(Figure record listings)
----
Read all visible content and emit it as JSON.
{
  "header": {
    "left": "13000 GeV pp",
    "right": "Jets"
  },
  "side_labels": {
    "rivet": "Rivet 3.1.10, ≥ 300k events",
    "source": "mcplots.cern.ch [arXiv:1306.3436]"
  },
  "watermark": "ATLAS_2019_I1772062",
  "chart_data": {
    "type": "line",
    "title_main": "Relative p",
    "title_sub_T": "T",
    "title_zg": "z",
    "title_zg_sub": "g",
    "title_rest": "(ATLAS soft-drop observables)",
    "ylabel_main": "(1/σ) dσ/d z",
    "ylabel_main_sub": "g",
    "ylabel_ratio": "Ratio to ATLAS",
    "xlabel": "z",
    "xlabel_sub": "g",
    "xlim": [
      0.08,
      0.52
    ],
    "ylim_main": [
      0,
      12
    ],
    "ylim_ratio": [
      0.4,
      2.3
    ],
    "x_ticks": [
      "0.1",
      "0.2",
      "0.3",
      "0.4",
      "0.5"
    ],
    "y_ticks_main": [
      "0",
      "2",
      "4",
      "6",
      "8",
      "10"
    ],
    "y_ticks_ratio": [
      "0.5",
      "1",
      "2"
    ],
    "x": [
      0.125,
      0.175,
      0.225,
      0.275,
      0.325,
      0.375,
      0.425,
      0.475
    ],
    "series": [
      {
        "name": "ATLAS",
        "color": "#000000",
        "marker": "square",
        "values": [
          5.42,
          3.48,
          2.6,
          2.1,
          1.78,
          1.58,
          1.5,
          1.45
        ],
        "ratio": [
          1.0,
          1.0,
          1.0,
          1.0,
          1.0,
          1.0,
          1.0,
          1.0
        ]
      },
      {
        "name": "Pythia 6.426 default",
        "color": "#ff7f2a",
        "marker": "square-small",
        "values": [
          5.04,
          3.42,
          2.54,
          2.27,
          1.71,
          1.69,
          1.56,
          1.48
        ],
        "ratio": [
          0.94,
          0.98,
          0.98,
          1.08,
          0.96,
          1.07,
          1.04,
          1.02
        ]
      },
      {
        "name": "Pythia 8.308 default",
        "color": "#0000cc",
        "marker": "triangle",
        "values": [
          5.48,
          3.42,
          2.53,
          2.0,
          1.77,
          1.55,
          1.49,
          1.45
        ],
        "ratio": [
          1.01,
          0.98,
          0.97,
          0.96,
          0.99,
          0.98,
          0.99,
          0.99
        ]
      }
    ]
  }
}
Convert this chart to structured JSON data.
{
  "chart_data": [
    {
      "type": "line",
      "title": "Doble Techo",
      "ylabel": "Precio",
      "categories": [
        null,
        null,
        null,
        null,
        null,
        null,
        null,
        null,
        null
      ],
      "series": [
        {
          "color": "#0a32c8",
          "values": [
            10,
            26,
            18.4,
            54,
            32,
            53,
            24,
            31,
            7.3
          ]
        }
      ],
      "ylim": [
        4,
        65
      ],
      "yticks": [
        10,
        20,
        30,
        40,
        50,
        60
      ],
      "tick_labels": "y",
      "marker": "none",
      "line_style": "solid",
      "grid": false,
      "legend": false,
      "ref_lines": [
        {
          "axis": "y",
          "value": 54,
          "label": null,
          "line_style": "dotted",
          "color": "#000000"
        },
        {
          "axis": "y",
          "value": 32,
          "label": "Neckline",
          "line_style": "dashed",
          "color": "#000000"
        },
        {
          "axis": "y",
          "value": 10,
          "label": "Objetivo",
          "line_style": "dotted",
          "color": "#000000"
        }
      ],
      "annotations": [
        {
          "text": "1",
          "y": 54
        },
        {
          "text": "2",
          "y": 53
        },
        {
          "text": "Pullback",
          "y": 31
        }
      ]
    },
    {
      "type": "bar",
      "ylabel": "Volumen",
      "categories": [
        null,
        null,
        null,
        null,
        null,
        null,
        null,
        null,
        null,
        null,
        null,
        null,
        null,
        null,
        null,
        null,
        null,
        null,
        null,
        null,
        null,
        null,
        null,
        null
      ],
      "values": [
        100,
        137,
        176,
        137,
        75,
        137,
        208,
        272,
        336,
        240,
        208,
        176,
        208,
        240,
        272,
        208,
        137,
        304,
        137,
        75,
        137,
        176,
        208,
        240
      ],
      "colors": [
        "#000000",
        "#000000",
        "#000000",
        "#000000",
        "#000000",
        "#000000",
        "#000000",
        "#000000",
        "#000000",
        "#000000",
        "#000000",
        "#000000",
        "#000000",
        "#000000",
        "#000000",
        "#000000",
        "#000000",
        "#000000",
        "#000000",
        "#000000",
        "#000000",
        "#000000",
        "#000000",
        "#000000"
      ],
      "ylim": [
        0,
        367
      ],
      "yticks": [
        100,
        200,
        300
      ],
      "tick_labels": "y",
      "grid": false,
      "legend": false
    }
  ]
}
----
* _Challenge_:
Repeat each record exactly. Omit nothing.

* _Exercise result_:
Read all visible content and emit it as JSON.
{
  "header": {
    "left": "13000 GeV pp",
    "right": "Jets"
  },
  "side_labels": {
    "rivet": "Rivet 3.1.10, ≥ 300k events",
    "source": "mcplots.cern.ch [arXiv:1306.3436]"
  },
  "watermark": "ATLAS_2019_I1772062",
  "chart_data": {
    "type": "line",
    "title_main": "Relative p",
    "title_sub_T": "T",
    "title_zg": "z",
    "title_zg_sub": "g",
    "title_rest": "(ATLAS soft-drop observables)",
    "ylabel_main": "(1/σ) dσ/d z",
    "ylabel_main_sub": "g",
    "ylabel_ratio": "Ratio to ATLAS",
    "xlabel": "z",
    "xlabel_sub": "g",
    "xlim": [
      0.08,
      0.52
    ],
    "ylim_main": [
      0,
      12
    ],
    "ylim_ratio": [
      0.4,
      2.3
    ],
    "x_ticks": [
      "0.1",
      "0.2",
      "0.3",
      "0.4",
      "0.5"
    ],
    "y_ticks_main": [
      "0",
      "2",
      "4",
      "6",
      "8",
      "10"
    ],
    "y_ticks_ratio": [
      "0.5",
      "1",
      "2"
    ],
    "x": [
      0.125,
      0.175,
      0.225,
      0.275,
      0.325,
      0.375,
      0.425,
      0.475
    ],
    "series": [
      {
        "name": "ATLAS",
        "color": "#000000",
        "marker": "square",
        "values": [
          5.42,
          3.48,
          2.6,
          2.1,
          1.78,
          1.58,
          1.5,
          1.45
        ],
        "ratio": [
          1.0,
          1.0,
          1.0,
          1.0,
          1.0,
          1.0,
          1.0,
          1.0
        ]
      },
      {
        "name": "Pythia 6.426 default",
        "color": "#ff7f2a",
        "marker": "square-small",
        "values": [
          5.04,
          3.42,
          2.54,
          2.27,
          1.71,
          1.69,
          1.56,
          1.48
        ],
        "ratio": [
          0.94,
          0.98,
          0.98,
          1.08,
          0.96,
          1.07,
          1.04,
          1.02
        ]
      },
      {
        "name": "Pythia 8.308 default",
        "color": "#0000cc",
        "marker": "triangle",
        "values": [
          5.48,
          3.42,
          2.53,
          2.0,
          1.77,
          1.55,
          1.49,
          1.45
        ],
        "ratio": [
          1.01,
          0.98,
          0.97,
          0.96,
          0.99,
          0.98,
          0.99,
          0.99
        ]
      }
    ]
  }
}
Convert this chart to structured JSON data.
{
  "chart_data": [
    {
      "type": "line",
      "title": "Doble Techo",
      "ylabel": "Precio",
      "categories": [
        null,
        null,
        null,
        null,
        null,
        null,
        null,
        null,
        null
      ],
      "series": [
        {
          "color": "#0a32c8",
          "values": [
            10,
            26,
            18.4,
            54,
            32,
            53,
            24,
            31,
            7.3
          ]
        }
      ],
      "ylim": [
        4,
        65
      ],
      "yticks": [
        10,
        20,
        30,
        40,
        50,
        60
      ],
      "tick_labels": "y",
      "marker": "none",
      "line_style": "solid",
      "grid": false,
      "legend": false,
      "ref_lines": [
        {
          "axis": "y",
          "value": 54,
          "label": null,
          "line_style": "dotted",
          "color": "#000000"
        },
        {
          "axis": "y",
          "value": 32,
          "label": "Neckline",
          "line_style": "dashed",
          "color": "#000000"
        },
        {
          "axis": "y",
          "value": 10,
          "label": "Objetivo",
          "line_style": "dotted",
          "color": "#000000"
        }
      ],
      "annotations": [
        {
          "text": "1",
          "y": 54
        },
        {
          "text": "2",
          "y": 53
        },
        {
          "text": "Pullback",
          "y": 31
        }
      ]
    },
    {
      "type": "bar",
      "ylabel": "Volumen",
      "categories": [
        null,
        null,
        null,
        null,
        null,
        null,
        null,
        null,
        null,
        null,
        null,
        null,
        null,
        null,
        null,
        null,
        null,
        null,
        null,
        null,
        null,
        null,
        null,
        null
      ],
      "values": [
        100,
        137,
        176,
        137,
        75,
        137,
        208,
        272,
        336,
        240,
        208,
        176,
        208,
        240,
        272,
        208,
        137,
        304,
        137,
        75,
        137,
        176,
        208,
        240
      ],
      "colors": [
        "#000000",
        "#000000",
        "#000000",
        "#000000",
        "#000000",
        "#000000",
        "#000000",
        "#000000",
        "#000000",
        "#000000",
        "#000000",
        "#000000",
        "#000000",
        "#000000",
        "#000000",
        "#000000",
        "#000000",
        "#000000",
        "#000000",
        "#000000",
        "#000000",
        "#000000",
        "#000000",
        "#000000"
      ],
      "ylim": [
        0,
        367
      ],
      "yticks": [
        100,
        200,
        300
      ],
      "tick_labels": "y",
      "grid": false,
      "legend": false
    }
  ]
}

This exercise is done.